_WHAT TO PRODUCE_
Copy each line of the data below exactly, leaving out pictures.

+ + + + + + +

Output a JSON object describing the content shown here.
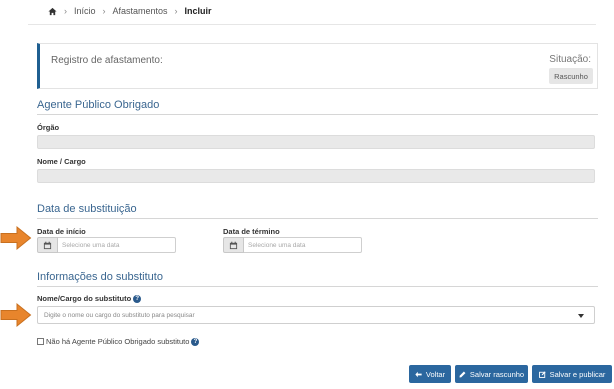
{
  "breadcrumb": {
    "home_icon": "home-icon",
    "items": [
      "Início",
      "Afastamentos",
      "Incluir"
    ]
  },
  "record": {
    "title": "Registro de afastamento:",
    "situacao_label": "Situação:",
    "situacao_value": "Rascunho"
  },
  "agente": {
    "section_title": "Agente Público Obrigado",
    "orgao_label": "Órgão",
    "nome_cargo_label": "Nome / Cargo"
  },
  "substituicao": {
    "section_title": "Data de substituição",
    "inicio_label": "Data de início",
    "inicio_placeholder": "Selecione uma data",
    "termino_label": "Data de término",
    "termino_placeholder": "Selecione uma data"
  },
  "substituto": {
    "section_title": "Informações do substituto",
    "nome_cargo_label": "Nome/Cargo do substituto",
    "search_placeholder": "Digite o nome ou cargo do substituto para pesquisar",
    "checkbox_label": "Não há Agente Público Obrigado substituto"
  },
  "actions": {
    "voltar": "Voltar",
    "salvar_rascunho": "Salvar rascunho",
    "salvar_publicar": "Salvar e publicar"
  },
  "colors": {
    "primary": "#2b679f",
    "accent_border": "#1f5f91",
    "section_title": "#3a6690",
    "annotation_arrow": "#e8852c"
  }
}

+ + + + + + +

_EXERCISE RESPONSE_
Output a JSON object describing the content shown here.
{
  "breadcrumb": {
    "home_icon": "home-icon",
    "items": [
      "Início",
      "Afastamentos",
      "Incluir"
    ]
  },
  "record": {
    "title": "Registro de afastamento:",
    "situacao_label": "Situação:",
    "situacao_value": "Rascunho"
  },
  "agente": {
    "section_title": "Agente Público Obrigado",
    "orgao_label": "Órgão",
    "nome_cargo_label": "Nome / Cargo"
  },
  "substituicao": {
    "section_title": "Data de substituição",
    "inicio_label": "Data de início",
    "inicio_placeholder": "Selecione uma data",
    "termino_label": "Data de término",
    "termino_placeholder": "Selecione uma data"
  },
  "substituto": {
    "section_title": "Informações do substituto",
    "nome_cargo_label": "Nome/Cargo do substituto",
    "search_placeholder": "Digite o nome ou cargo do substituto para pesquisar",
    "checkbox_label": "Não há Agente Público Obrigado substituto"
  },
  "actions": {
    "voltar": "Voltar",
    "salvar_rascunho": "Salvar rascunho",
    "salvar_publicar": "Salvar e publicar"
  },
  "colors": {
    "primary": "#2b679f",
    "accent_border": "#1f5f91",
    "section_title": "#3a6690",
    "annotation_arrow": "#e8852c"
  }
}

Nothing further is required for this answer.